>> start RECORDS SUPPLIED
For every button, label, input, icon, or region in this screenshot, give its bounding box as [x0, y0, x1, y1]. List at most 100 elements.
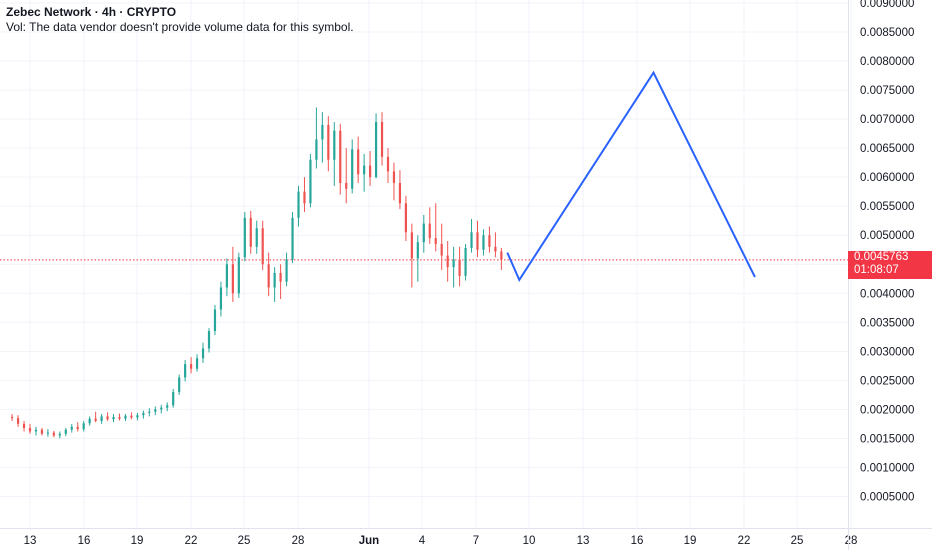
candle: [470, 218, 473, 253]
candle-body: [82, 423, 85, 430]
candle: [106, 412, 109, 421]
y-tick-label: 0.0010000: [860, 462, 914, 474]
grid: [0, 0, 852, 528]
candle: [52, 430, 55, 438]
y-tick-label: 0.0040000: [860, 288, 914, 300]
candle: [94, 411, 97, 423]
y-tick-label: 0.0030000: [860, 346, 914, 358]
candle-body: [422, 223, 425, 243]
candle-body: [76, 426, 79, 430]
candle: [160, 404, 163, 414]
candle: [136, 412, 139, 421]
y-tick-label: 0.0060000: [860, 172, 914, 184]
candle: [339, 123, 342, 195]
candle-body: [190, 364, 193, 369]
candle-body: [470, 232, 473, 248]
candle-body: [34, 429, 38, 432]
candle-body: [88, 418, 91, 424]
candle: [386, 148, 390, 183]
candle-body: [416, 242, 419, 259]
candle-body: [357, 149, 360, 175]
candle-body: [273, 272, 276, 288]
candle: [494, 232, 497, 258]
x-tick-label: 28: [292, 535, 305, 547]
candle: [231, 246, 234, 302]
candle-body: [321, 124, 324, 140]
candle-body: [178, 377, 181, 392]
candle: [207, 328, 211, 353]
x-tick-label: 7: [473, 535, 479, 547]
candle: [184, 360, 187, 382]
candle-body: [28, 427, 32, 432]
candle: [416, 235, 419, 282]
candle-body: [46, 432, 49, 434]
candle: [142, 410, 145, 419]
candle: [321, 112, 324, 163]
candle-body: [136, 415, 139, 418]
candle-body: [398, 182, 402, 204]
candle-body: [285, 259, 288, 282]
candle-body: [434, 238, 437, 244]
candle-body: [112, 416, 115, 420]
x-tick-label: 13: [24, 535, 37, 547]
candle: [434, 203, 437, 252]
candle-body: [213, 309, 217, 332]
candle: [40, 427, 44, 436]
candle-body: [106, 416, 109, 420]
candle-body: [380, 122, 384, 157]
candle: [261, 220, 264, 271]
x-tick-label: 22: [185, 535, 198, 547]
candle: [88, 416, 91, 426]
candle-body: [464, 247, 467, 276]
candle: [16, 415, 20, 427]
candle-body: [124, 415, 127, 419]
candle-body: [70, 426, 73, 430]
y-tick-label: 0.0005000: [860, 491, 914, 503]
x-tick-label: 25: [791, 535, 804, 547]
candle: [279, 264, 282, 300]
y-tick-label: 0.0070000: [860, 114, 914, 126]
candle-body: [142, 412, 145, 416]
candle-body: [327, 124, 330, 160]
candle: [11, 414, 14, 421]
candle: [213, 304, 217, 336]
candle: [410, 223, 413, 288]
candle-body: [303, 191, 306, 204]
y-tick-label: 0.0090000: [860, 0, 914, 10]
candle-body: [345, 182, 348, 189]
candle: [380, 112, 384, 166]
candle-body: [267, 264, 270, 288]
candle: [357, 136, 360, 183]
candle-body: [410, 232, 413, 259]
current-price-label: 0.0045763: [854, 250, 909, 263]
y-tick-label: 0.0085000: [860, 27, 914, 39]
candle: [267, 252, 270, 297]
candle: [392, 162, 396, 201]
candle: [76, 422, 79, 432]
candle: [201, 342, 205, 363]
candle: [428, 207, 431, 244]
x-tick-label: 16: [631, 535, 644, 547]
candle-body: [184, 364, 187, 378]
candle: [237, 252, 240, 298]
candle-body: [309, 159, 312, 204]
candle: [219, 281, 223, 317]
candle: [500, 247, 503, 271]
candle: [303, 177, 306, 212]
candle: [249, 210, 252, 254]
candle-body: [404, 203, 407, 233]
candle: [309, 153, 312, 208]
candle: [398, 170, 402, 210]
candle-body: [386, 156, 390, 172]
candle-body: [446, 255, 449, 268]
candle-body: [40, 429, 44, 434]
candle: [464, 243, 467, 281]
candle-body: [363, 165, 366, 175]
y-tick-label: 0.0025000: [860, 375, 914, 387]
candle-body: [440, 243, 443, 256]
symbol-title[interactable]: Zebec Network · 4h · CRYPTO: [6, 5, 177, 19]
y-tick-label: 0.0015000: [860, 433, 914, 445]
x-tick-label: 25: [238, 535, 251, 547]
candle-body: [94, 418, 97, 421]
>> end RECORDS SUPPLIED
>> start RECORDS SUPPLIED
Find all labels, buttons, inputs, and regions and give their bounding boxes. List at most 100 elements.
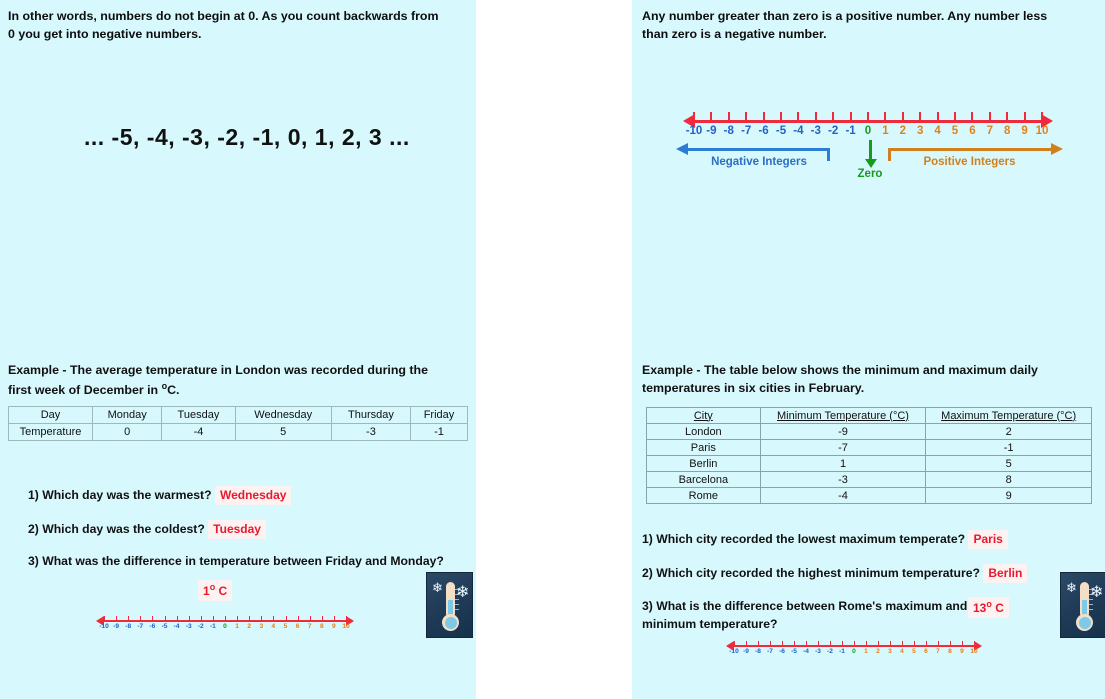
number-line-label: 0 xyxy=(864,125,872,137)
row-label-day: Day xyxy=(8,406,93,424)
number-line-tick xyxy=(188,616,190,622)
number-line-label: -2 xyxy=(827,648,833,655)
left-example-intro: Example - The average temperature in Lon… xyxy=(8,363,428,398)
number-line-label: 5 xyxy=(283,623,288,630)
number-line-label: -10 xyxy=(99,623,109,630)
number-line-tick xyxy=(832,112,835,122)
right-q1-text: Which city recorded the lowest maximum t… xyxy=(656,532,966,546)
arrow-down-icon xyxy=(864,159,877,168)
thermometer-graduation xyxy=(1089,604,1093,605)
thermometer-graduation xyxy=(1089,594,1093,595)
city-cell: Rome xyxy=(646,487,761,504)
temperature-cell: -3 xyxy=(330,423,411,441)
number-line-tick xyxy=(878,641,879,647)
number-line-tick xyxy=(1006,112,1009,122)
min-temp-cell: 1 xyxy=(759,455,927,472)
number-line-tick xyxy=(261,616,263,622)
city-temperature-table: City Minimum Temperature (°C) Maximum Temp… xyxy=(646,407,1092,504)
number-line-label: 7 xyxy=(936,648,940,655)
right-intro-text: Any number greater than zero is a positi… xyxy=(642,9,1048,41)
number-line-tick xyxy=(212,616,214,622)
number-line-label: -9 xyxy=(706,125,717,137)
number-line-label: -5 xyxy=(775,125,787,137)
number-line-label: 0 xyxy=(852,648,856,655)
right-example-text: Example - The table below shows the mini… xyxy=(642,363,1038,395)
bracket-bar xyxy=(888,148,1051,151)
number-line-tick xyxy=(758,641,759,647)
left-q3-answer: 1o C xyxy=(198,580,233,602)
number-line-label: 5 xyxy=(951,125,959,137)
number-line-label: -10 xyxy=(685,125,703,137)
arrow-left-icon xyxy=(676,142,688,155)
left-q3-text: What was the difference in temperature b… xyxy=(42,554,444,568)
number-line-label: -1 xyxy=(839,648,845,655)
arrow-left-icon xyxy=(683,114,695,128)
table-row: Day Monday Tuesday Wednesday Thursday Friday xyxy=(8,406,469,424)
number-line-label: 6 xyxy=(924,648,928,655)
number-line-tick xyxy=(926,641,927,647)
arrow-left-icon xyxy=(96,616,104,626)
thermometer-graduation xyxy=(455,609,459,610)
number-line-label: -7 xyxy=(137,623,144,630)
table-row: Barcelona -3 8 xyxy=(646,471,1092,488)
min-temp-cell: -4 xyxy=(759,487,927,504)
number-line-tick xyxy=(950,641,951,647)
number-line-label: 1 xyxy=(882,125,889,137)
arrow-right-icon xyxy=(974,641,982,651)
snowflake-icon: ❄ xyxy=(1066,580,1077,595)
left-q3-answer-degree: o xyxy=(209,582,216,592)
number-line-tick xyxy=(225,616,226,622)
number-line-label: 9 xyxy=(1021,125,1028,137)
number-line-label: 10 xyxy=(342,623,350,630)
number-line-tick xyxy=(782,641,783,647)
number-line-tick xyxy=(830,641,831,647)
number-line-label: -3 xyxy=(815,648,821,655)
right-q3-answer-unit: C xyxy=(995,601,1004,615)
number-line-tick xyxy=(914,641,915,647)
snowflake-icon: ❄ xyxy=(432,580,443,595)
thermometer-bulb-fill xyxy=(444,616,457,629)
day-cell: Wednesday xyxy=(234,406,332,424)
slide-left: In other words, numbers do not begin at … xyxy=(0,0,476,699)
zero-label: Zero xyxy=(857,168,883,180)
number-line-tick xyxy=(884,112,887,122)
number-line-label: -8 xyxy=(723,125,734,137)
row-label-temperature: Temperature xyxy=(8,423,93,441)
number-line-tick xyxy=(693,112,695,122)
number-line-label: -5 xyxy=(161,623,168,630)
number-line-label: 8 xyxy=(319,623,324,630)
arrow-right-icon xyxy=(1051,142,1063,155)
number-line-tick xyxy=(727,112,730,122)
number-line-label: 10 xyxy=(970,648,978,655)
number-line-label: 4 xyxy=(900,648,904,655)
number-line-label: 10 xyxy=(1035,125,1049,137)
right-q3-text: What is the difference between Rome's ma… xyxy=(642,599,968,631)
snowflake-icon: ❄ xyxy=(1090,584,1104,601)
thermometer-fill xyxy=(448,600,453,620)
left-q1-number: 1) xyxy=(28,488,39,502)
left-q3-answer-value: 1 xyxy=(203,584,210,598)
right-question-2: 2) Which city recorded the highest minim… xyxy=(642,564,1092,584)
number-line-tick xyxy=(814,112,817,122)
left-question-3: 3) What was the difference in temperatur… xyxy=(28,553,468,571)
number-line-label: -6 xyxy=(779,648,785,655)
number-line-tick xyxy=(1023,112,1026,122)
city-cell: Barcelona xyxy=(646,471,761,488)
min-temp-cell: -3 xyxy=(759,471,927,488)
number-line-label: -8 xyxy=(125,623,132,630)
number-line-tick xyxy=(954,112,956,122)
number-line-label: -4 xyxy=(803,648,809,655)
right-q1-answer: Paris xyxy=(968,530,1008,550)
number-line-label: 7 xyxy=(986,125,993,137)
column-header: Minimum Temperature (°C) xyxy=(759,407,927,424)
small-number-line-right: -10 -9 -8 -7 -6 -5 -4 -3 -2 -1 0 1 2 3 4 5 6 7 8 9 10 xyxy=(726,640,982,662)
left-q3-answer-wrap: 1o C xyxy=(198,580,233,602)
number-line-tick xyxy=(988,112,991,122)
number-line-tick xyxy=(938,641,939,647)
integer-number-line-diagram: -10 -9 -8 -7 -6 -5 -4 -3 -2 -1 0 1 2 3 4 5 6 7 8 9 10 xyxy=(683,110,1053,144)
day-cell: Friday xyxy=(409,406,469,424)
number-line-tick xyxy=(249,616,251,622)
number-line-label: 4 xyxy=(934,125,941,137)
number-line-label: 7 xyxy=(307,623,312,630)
>> end RECORDS SUPPLIED
Return every line of the material above that contains the string "most", treating uppercase and lowercase as different.

__REPLY__
For every button, label, input, icon, or region in this screenshot, give its bounding box as [x0, y0, x1, y1]. List at most 100 elements.
Find all labels, buttons, inputs, and regions and give their bounding boxes. List at most 100 elements.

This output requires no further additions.